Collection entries
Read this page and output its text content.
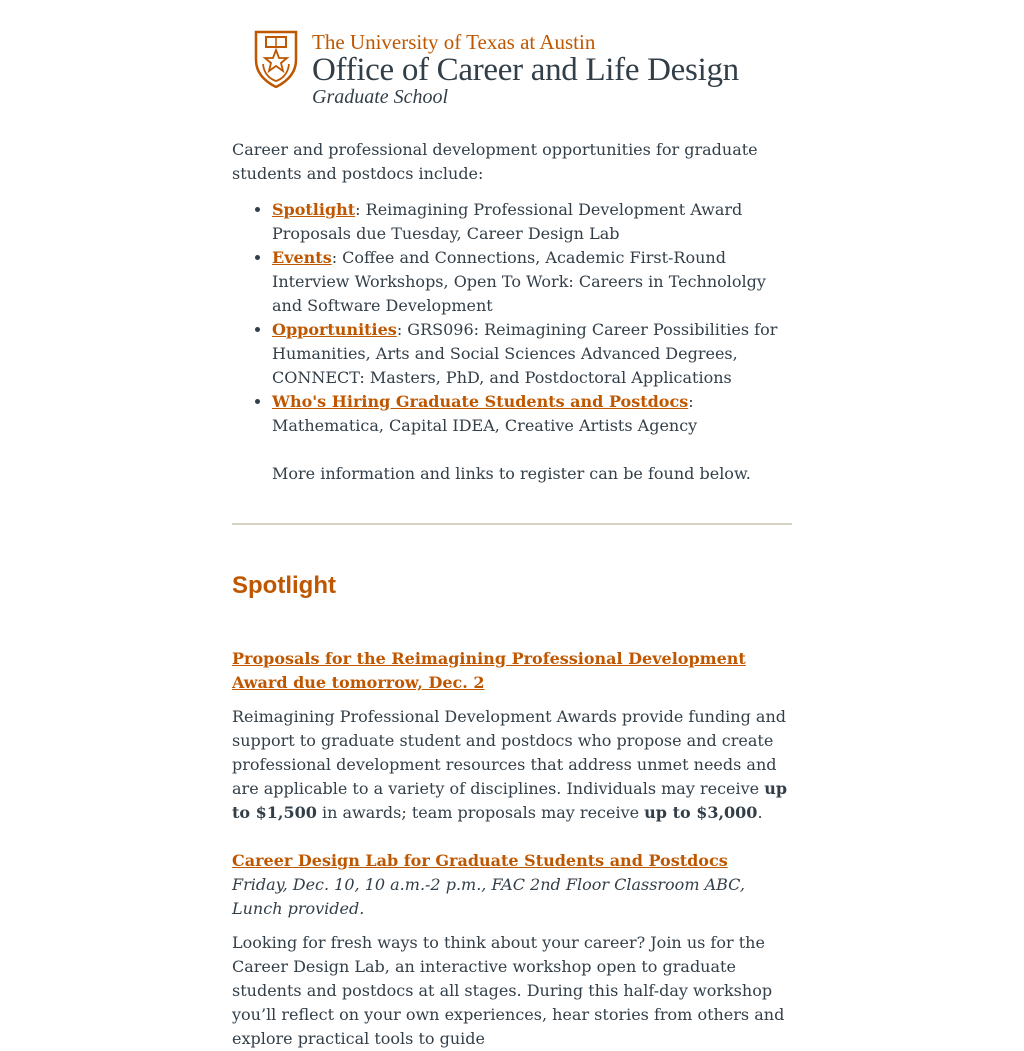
The University of Texas at Austin
Office of Career and Life Design
Graduate School

Career and professional development opportunities for graduate students and postdocs include:

• Spotlight: Reimagining Professional Development Award Proposals due Tuesday, Career Design Lab
• Events: Coffee and Connections, Academic First-Round Interview Workshops, Open To Work: Careers in Technololgy and Software Development
• Opportunities: GRS096: Reimagining Career Possibilities for Humanities, Arts and Social Sciences Advanced Degrees, CONNECT: Masters, PhD, and Postdoctoral Applications
• Who's Hiring Graduate Students and Postdocs: Mathematica, Capital IDEA, Creative Artists Agency

More information and links to register can be found below.

Spotlight
Proposals for the Reimagining Professional Development Award due tomorrow, Dec. 2

Reimagining Professional Development Awards provide funding and support to graduate student and postdocs who propose and create professional development resources that address unmet needs and are applicable to a variety of disciplines. Individuals may receive up to $1,500 in awards; team proposals may receive up to $3,000.

Career Design Lab for Graduate Students and Postdocs

Friday, Dec. 10, 10 a.m.-2 p.m., FAC 2nd Floor Classroom ABC, Lunch provided.

Looking for fresh ways to think about your career? Join us for the Career Design Lab, an interactive workshop open to graduate students and postdocs at all stages. During this half-day workshop you’ll reflect on your own experiences, hear stories from others and explore practical tools to guide
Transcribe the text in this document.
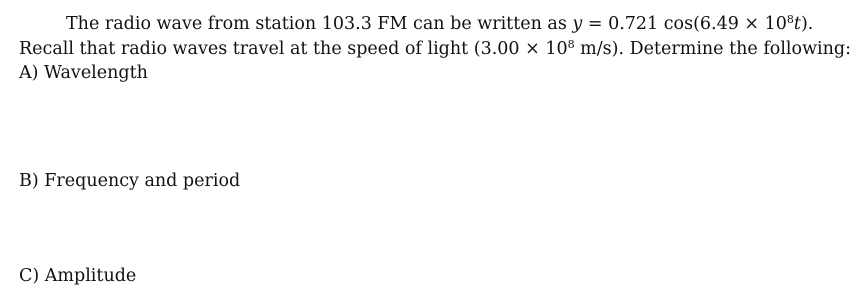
The radio wave from station 103.3 FM can be written as y = 0.721 $\cos(6.49 \times 10^8t)$.
Recall that radio waves travel at the speed of light ($3.00 \times 10^8$ m/s). Determine the following:
A) Wavelength
B) Frequency and period
C) Amplitude
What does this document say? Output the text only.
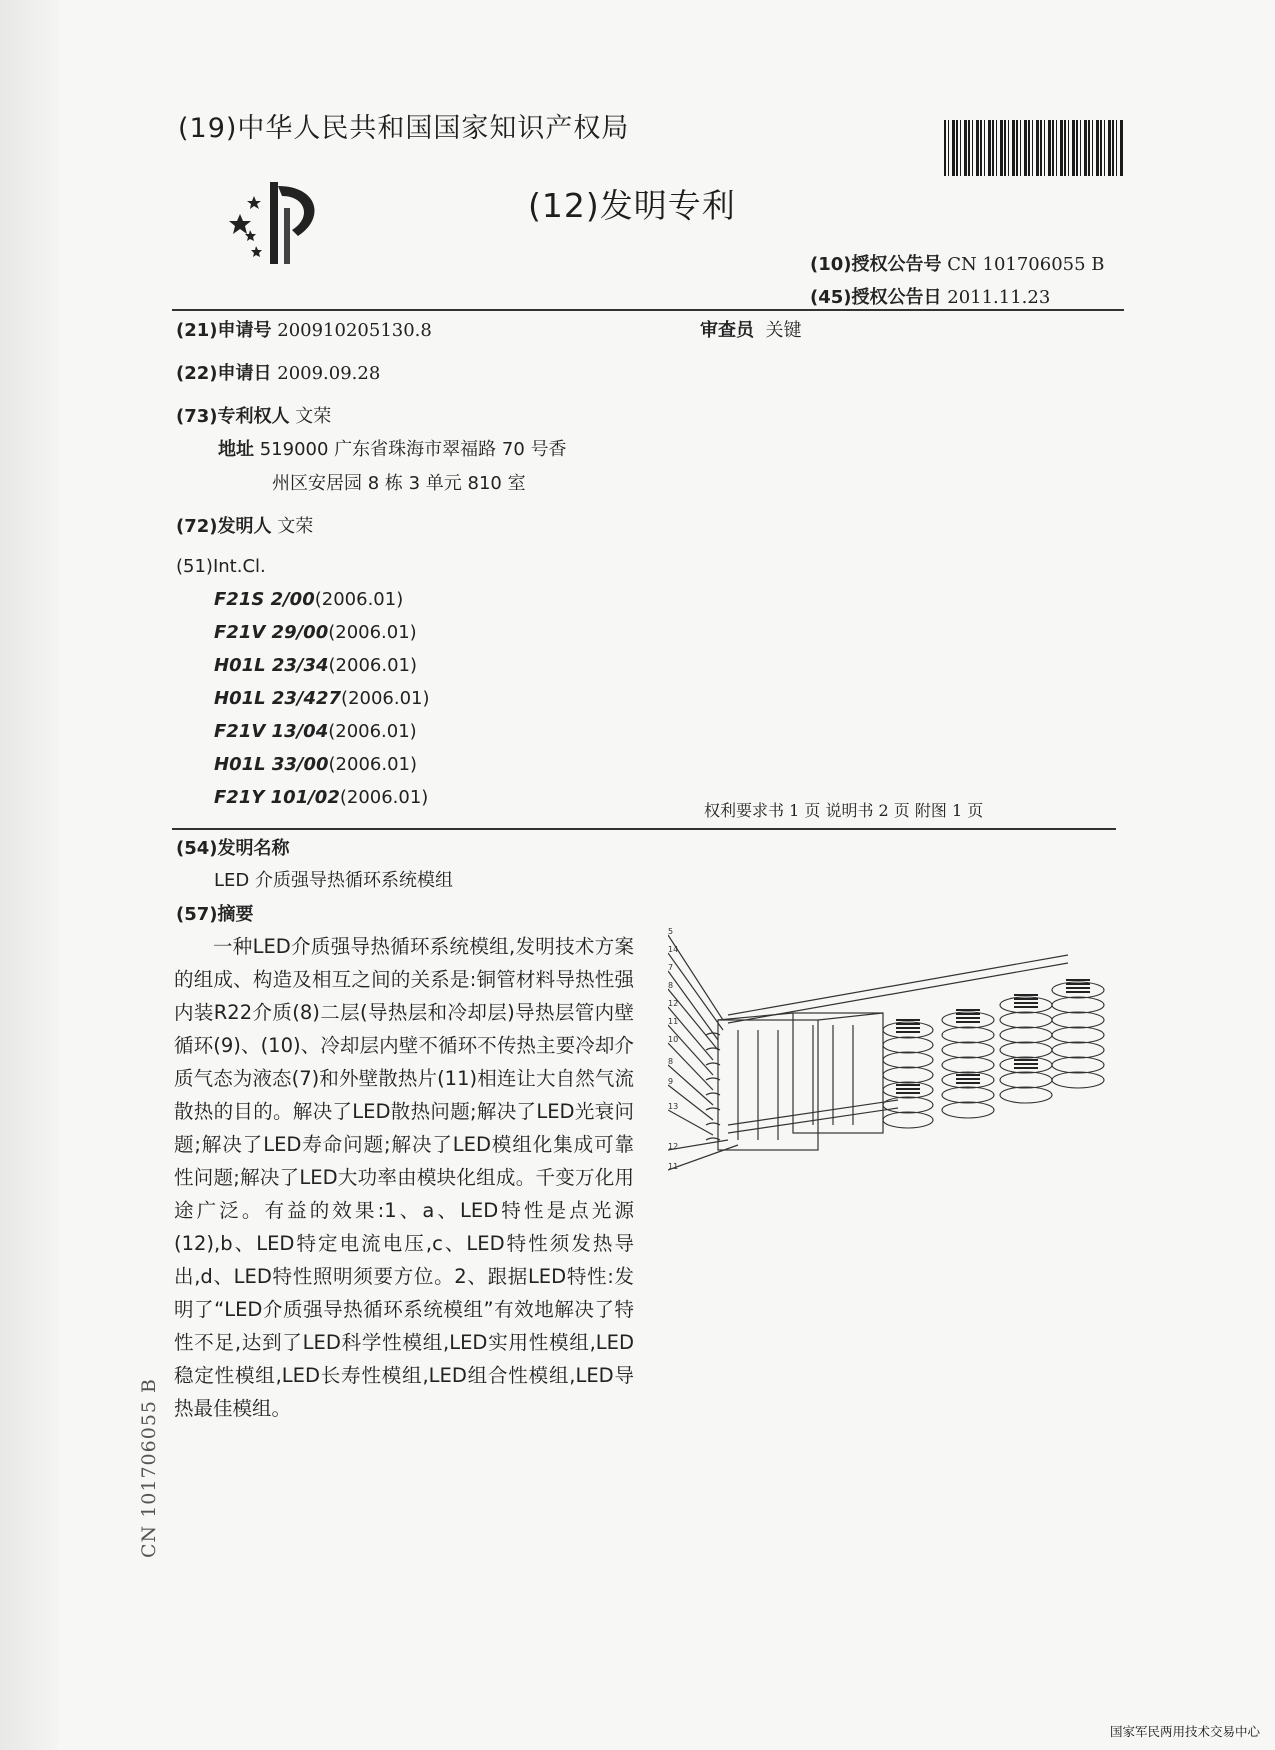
(19)中华人民共和国国家知识产权局
(12)发明专利
(10)授权公告号 CN 101706055 B
(45)授权公告日 2011.11.23
(21)申请号 200910205130.8	审查员 关键
(22)申请日 2009.09.28
(73)专利权人 文荣
地址 519000 广东省珠海市翠福路 70 号香
州区安居园 8 栋 3 单元 810 室
(72)发明人 文荣
(51)Int.Cl.
F21S 2/00(2006.01)
F21V 29/00(2006.01)
H01L 23/34(2006.01)
H01L 23/427(2006.01)
F21V 13/04(2006.01)
H01L 33/00(2006.01)
F21Y 101/02(2006.01)
权利要求书 1 页 说明书 2 页 附图 1 页
(54)发明名称
LED 介质强导热循环系统模组
(57)摘要

一种LED介质强导热循环系统模组,发明技术方案的组成、构造及相互之间的关系是:铜管材料导热性强内装R22介质(8)二层(导热层和冷却层)导热层管内壁循环(9)、(10)、冷却层内壁不循环不传热主要冷却介质气态为液态(7)和外壁散热片(11)相连让大自然气流散热的目的。解决了LED散热问题;解决了LED光衰问题;解决了LED寿命问题;解决了LED模组化集成可靠性问题;解决了LED大功率由模块化组成。千变万化用途广泛。有益的效果:1、a、LED特性是点光源(12),b、LED特定电流电压,c、LED特性须发热导出,d、LED特性照明须要方位。2、跟据LED特性:发明了“LED介质强导热循环系统模组”有效地解决了特性不足,达到了LED科学性模组,LED实用性模组,LED稳定性模组,LED长寿性模组,LED组合性模组,LED导热最佳模组。

5
14
7
8
12
11
10
8
9
13
12
11
CN 101706055 B
国家军民两用技术交易中心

• Exercise objective:
Reproduce each entry verbatim, excluding any embedded images.

• Answer to this problem:
Read this page and output its text content.
The University of Texas at Austin
Office of Career and Life Design
Graduate School

Career and professional development opportunities for graduate students and postdocs include:

• Spotlight: Reimagining Professional Development Award Proposals due Tuesday, Career Design Lab
• Events: Coffee and Connections, Academic First-Round Interview Workshops, Open To Work: Careers in Technololgy and Software Development
• Opportunities: GRS096: Reimagining Career Possibilities for Humanities, Arts and Social Sciences Advanced Degrees, CONNECT: Masters, PhD, and Postdoctoral Applications
• Who's Hiring Graduate Students and Postdocs: Mathematica, Capital IDEA, Creative Artists Agency

More information and links to register can be found below.

Spotlight
Proposals for the Reimagining Professional Development Award due tomorrow, Dec. 2

Reimagining Professional Development Awards provide funding and support to graduate student and postdocs who propose and create professional development resources that address unmet needs and are applicable to a variety of disciplines. Individuals may receive up to $1,500 in awards; team proposals may receive up to $3,000.

Career Design Lab for Graduate Students and Postdocs

Friday, Dec. 10, 10 a.m.-2 p.m., FAC 2nd Floor Classroom ABC, Lunch provided.

Looking for fresh ways to think about your career? Join us for the Career Design Lab, an interactive workshop open to graduate students and postdocs at all stages. During this half-day workshop you’ll reflect on your own experiences, hear stories from others and explore practical tools to guide
Transcribe the text in this document.
The radio wave from station 103.3 FM can be written as y = 0.721 $\cos(6.49 \times 10^8t)$.
Recall that radio waves travel at the speed of light ($3.00 \times 10^8$ m/s). Determine the following:
A) Wavelength
B) Frequency and period
C) Amplitude
What does this document say? Output the text only.
(19)中华人民共和国国家知识产权局
(12)发明专利
(10)授权公告号 CN 101706055 B
(45)授权公告日 2011.11.23
(21)申请号 200910205130.8	审查员 关键
(22)申请日 2009.09.28
(73)专利权人 文荣
地址 519000 广东省珠海市翠福路 70 号香
州区安居园 8 栋 3 单元 810 室
(72)发明人 文荣
(51)Int.Cl.
F21S 2/00(2006.01)
F21V 29/00(2006.01)
H01L 23/34(2006.01)
H01L 23/427(2006.01)
F21V 13/04(2006.01)
H01L 33/00(2006.01)
F21Y 101/02(2006.01)
权利要求书 1 页 说明书 2 页 附图 1 页
(54)发明名称
LED 介质强导热循环系统模组
(57)摘要

一种LED介质强导热循环系统模组,发明技术方案的组成、构造及相互之间的关系是:铜管材料导热性强内装R22介质(8)二层(导热层和冷却层)导热层管内壁循环(9)、(10)、冷却层内壁不循环不传热主要冷却介质气态为液态(7)和外壁散热片(11)相连让大自然气流散热的目的。解决了LED散热问题;解决了LED光衰问题;解决了LED寿命问题;解决了LED模组化集成可靠性问题;解决了LED大功率由模块化组成。千变万化用途广泛。有益的效果:1、a、LED特性是点光源(12),b、LED特定电流电压,c、LED特性须发热导出,d、LED特性照明须要方位。2、跟据LED特性:发明了“LED介质强导热循环系统模组”有效地解决了特性不足,达到了LED科学性模组,LED实用性模组,LED稳定性模组,LED长寿性模组,LED组合性模组,LED导热最佳模组。

5
14
7
8
12
11
10
8
9
13
12
11
CN 101706055 B
国家军民两用技术交易中心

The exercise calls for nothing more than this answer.